## Task goal
Give back a single number, the count of lines containing the word "JSON".

## Provided data

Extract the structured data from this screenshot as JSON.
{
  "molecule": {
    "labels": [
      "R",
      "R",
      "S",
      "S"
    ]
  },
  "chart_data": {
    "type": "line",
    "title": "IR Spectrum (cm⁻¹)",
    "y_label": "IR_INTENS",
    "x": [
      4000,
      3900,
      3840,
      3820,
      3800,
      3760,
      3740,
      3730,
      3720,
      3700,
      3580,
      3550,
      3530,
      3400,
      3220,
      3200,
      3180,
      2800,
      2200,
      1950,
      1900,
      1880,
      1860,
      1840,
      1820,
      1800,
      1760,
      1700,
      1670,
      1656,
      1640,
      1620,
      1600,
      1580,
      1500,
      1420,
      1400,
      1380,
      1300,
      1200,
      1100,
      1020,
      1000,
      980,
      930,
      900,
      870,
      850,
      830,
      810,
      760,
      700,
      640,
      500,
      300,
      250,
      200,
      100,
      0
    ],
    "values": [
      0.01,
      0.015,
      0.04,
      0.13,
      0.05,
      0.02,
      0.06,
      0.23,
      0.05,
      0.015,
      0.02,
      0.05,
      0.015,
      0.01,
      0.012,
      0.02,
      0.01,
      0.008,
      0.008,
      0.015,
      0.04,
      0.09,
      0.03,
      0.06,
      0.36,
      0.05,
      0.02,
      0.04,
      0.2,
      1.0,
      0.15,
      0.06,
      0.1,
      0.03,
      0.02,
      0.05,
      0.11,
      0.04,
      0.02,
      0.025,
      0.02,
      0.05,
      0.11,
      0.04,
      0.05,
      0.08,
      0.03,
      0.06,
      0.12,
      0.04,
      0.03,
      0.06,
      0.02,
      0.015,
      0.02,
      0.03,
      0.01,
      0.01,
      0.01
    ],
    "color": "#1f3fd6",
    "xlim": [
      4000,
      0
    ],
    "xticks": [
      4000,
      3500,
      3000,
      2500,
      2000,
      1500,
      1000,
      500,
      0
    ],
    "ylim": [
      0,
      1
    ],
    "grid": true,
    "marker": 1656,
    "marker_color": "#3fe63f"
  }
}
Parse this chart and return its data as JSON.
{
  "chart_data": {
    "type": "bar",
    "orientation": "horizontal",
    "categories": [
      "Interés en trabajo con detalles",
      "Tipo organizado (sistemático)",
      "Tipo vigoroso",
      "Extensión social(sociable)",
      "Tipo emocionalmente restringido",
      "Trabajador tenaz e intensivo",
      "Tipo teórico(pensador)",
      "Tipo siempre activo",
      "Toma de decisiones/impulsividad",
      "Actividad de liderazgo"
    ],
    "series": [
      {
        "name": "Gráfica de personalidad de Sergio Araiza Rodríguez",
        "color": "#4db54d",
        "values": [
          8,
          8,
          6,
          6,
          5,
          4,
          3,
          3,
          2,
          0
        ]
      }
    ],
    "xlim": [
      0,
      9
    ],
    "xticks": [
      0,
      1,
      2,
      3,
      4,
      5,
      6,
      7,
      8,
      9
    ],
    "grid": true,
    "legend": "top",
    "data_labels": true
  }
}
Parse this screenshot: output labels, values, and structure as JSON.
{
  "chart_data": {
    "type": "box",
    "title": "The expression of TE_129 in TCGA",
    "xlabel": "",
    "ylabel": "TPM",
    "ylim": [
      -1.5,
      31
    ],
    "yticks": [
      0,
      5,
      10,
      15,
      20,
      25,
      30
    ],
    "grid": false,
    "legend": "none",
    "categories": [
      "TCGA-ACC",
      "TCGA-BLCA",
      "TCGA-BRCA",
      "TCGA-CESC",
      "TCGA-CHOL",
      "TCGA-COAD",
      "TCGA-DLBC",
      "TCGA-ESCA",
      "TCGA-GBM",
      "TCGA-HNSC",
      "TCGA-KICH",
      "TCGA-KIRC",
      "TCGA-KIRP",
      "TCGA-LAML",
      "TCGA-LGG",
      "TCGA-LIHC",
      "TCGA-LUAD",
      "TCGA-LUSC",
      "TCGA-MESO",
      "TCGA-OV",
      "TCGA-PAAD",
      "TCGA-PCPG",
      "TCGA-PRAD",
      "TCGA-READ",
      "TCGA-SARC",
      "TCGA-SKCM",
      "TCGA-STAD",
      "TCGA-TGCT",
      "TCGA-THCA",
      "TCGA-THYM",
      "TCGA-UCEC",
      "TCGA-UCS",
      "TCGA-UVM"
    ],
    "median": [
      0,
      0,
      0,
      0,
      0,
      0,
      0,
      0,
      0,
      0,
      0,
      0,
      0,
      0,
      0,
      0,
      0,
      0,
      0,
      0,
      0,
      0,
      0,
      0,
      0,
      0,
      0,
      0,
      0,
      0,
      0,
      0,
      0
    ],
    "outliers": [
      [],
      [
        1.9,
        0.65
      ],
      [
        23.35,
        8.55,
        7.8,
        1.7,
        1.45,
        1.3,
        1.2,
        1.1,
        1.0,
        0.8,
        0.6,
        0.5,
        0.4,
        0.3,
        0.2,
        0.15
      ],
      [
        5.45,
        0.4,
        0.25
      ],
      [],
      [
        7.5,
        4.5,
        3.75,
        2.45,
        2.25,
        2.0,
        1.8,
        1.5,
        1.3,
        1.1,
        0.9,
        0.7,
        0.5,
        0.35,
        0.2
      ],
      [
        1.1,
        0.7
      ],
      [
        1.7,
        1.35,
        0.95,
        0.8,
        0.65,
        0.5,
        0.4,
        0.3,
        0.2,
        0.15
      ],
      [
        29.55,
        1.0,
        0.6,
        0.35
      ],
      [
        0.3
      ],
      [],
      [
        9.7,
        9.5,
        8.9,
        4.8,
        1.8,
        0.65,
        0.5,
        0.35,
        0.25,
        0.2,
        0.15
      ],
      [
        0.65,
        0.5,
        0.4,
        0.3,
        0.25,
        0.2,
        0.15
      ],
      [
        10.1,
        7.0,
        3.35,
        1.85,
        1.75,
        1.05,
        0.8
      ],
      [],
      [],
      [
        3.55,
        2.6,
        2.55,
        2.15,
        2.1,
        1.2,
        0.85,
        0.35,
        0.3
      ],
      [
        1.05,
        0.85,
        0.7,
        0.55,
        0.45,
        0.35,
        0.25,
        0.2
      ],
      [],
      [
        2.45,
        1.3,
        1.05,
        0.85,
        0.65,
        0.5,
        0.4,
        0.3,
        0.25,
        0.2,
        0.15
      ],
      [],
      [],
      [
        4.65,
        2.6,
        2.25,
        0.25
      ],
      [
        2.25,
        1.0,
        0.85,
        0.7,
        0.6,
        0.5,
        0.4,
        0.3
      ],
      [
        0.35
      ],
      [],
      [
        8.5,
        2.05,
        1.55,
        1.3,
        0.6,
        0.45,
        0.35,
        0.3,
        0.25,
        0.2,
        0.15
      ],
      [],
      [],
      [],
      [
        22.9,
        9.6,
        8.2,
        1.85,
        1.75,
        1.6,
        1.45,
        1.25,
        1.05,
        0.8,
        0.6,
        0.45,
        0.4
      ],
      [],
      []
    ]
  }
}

* * *

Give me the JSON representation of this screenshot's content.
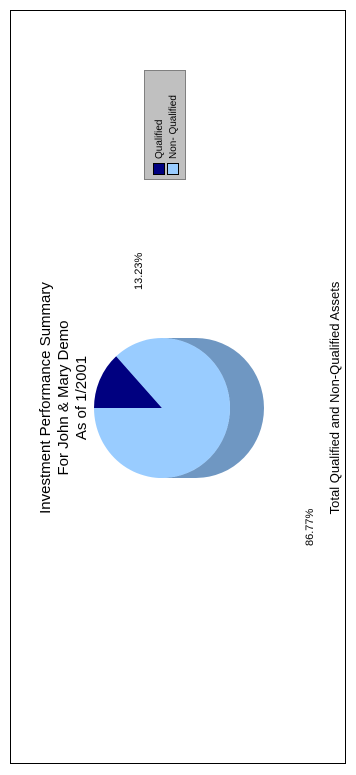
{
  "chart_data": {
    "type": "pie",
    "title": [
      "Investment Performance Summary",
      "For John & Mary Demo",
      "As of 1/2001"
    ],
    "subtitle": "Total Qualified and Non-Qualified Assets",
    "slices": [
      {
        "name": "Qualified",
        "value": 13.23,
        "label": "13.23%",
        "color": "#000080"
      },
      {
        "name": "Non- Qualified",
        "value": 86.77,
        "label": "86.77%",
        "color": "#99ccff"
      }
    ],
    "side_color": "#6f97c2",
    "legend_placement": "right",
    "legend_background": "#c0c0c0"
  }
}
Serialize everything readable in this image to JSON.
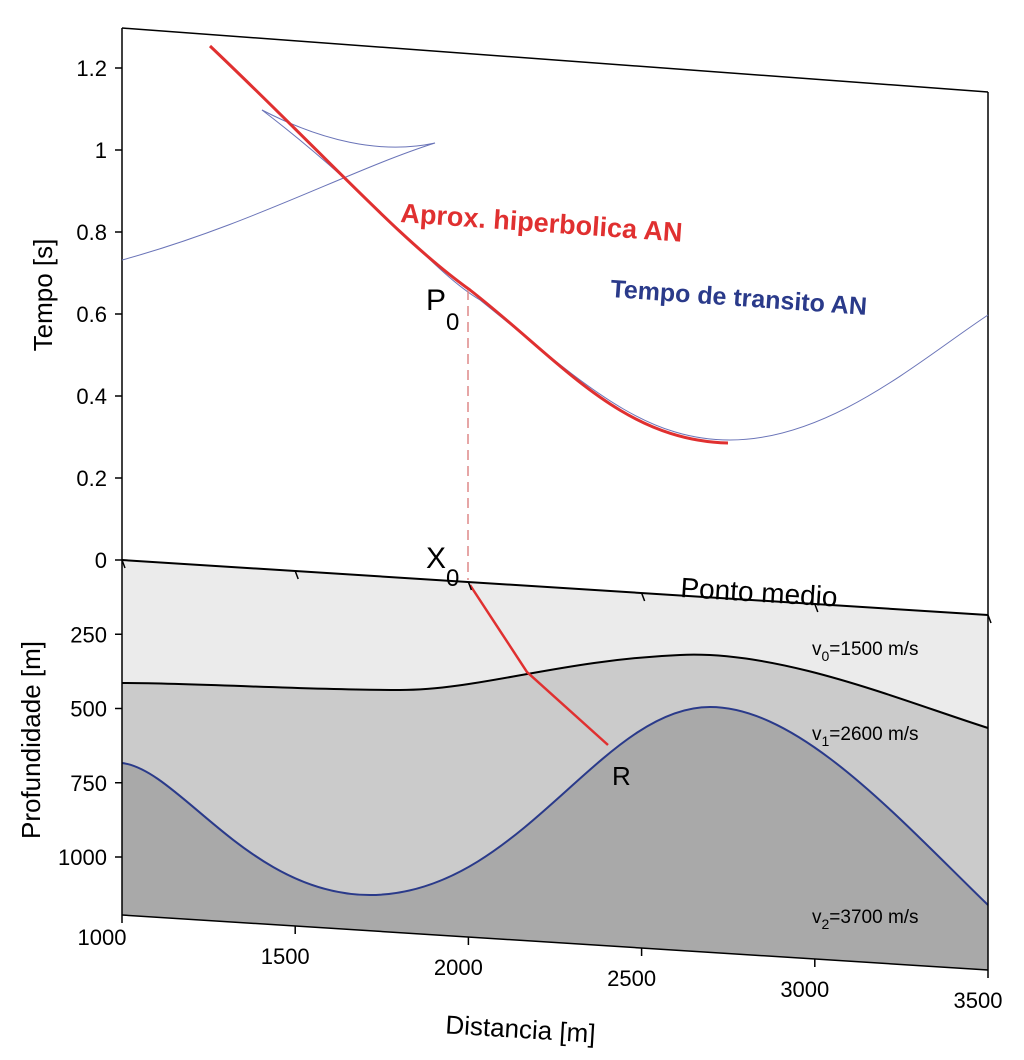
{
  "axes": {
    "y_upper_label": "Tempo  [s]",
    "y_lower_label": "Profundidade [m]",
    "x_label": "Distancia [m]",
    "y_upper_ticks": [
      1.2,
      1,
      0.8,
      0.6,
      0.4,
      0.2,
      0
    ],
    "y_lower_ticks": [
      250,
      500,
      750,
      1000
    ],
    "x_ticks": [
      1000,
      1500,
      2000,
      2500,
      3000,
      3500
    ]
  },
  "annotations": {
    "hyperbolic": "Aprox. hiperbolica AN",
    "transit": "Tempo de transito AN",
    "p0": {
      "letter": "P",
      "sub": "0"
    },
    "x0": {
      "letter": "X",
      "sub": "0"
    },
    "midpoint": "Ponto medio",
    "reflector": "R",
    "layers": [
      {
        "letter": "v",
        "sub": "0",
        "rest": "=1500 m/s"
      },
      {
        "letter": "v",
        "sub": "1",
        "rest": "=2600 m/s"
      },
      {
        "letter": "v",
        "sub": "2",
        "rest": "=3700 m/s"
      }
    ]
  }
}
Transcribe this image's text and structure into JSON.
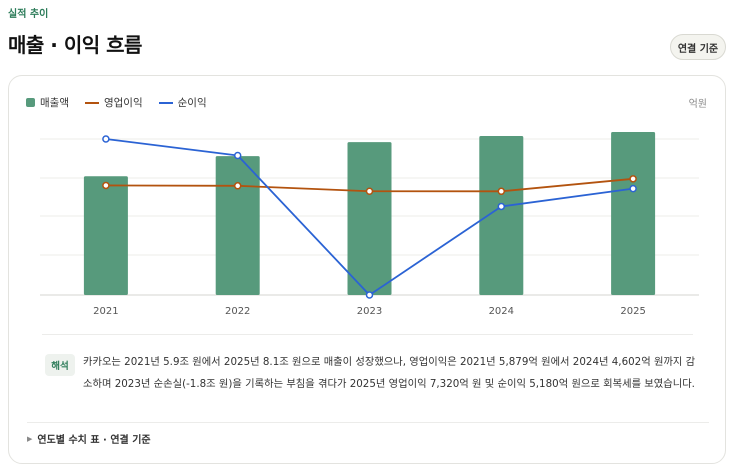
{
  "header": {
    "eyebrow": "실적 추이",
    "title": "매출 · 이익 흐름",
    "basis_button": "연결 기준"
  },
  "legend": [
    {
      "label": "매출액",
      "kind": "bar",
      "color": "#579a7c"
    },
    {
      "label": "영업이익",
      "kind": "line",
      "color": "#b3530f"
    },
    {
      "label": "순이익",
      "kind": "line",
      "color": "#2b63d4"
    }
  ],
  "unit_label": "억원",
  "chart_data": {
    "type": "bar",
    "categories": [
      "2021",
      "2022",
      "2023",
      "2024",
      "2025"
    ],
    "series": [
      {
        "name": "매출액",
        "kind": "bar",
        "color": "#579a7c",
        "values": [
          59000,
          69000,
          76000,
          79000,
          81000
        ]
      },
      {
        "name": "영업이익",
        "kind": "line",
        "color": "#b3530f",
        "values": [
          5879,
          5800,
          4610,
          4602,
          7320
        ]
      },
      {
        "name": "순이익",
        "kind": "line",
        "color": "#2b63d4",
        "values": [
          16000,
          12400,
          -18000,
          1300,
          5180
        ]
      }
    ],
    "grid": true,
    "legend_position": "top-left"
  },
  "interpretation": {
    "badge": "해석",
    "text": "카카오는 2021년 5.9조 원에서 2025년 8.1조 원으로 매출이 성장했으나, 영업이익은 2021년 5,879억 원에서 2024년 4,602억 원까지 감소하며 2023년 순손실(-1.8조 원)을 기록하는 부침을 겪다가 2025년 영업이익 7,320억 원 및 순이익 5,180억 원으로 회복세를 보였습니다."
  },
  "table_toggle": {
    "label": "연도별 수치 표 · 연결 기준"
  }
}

## Solution for this task
6